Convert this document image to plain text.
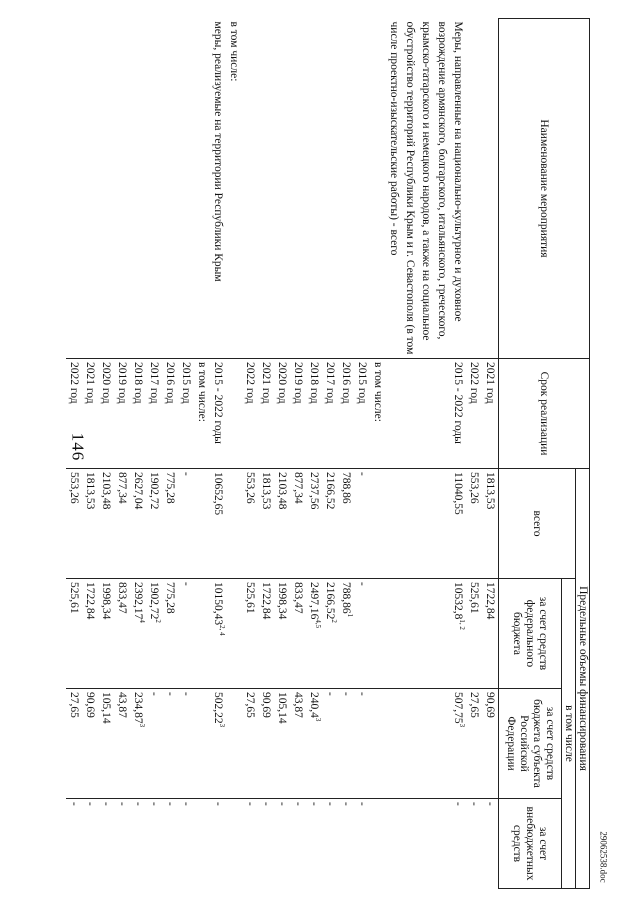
146
Наименование мероприятия	Срок реализации	Предельные объемы финансирования			
		всего	в том числе		
			за счет средств федерального бюджета	за счет средств бюджета субъекта Российской Федерации	за счет внебюджетных средств
	2021 год	1813,53	1722,84	90,69	-
	2022 год	553,26	525,61	27,65	-
Меры, направленные на национально-культурное и духовное возрождение армянского, болгарского, итальянского, греческого, крымско-татарского и немецкого народов, а также на социальное обустройство территорий Республики Крым и г. Севастополя (в том числе проектно-изыскательские работы) - всего	2015 - 2022 годы	11040,55	10532,8$^{1, 2}$	507,75$^3$	-
	в том числе:				
	2015 год	-	-	-	-
	2016 год	788,86	788,86$^1$	-	-
	2017 год	2166,52	2166,52$^2$	-	-
	2018 год	2737,56	2497,16$^{4,5}$	240,4$^3$	-
	2019 год	877,34	833,47	43,87	-
	2020 год	2103,48	1998,34	105,14	-
	2021 год	1813,53	1722,84	90,69	-
	2022 год	553,26	525,61	27,65	-
в том числе:					
меры, реализуемые на территории Республики Крым	2015 - 2022 годы	10652,65	10150,43$^{2, 4}$	502,22$^3$	-
	в том числе:				
	2015 год	-	-	-	-
	2016 год	775,28	775,28	-	-
	2017 год	1902,72	1902,72$^2$	-	-
	2018 год	2627,04	2392,17$^4$	234,87$^3$	-
	2019 год	877,34	833,47	43,87	-
	2020 год	2103,48	1998,34	105,14	-
	2021 год	1813,53	1722,84	90,69	-
	2022 год	553,26	525,61	27,65	-
29062538.doc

---

Each record above must be returned exactly as written, with its pictures omitted.

OUTPUT OF THE EXERCISE:
Convert this document image to plain text.
146
Наименование мероприятия	Срок реализации	Предельные объемы финансирования			
		всего	в том числе		
			за счет средств федерального бюджета	за счет средств бюджета субъекта Российской Федерации	за счет внебюджетных средств
	2021 год	1813,53	1722,84	90,69	-
	2022 год	553,26	525,61	27,65	-
Меры, направленные на национально-культурное и духовное возрождение армянского, болгарского, итальянского, греческого, крымско-татарского и немецкого народов, а также на социальное обустройство территорий Республики Крым и г. Севастополя (в том числе проектно-изыскательские работы) - всего	2015 - 2022 годы	11040,55	10532,8$^{1, 2}$	507,75$^3$	-
	в том числе:				
	2015 год	-	-	-	-
	2016 год	788,86	788,86$^1$	-	-
	2017 год	2166,52	2166,52$^2$	-	-
	2018 год	2737,56	2497,16$^{4,5}$	240,4$^3$	-
	2019 год	877,34	833,47	43,87	-
	2020 год	2103,48	1998,34	105,14	-
	2021 год	1813,53	1722,84	90,69	-
	2022 год	553,26	525,61	27,65	-
в том числе:					
меры, реализуемые на территории Республики Крым	2015 - 2022 годы	10652,65	10150,43$^{2, 4}$	502,22$^3$	-
	в том числе:				
	2015 год	-	-	-	-
	2016 год	775,28	775,28	-	-
	2017 год	1902,72	1902,72$^2$	-	-
	2018 год	2627,04	2392,17$^4$	234,87$^3$	-
	2019 год	877,34	833,47	43,87	-
	2020 год	2103,48	1998,34	105,14	-
	2021 год	1813,53	1722,84	90,69	-
	2022 год	553,26	525,61	27,65	-
29062538.doc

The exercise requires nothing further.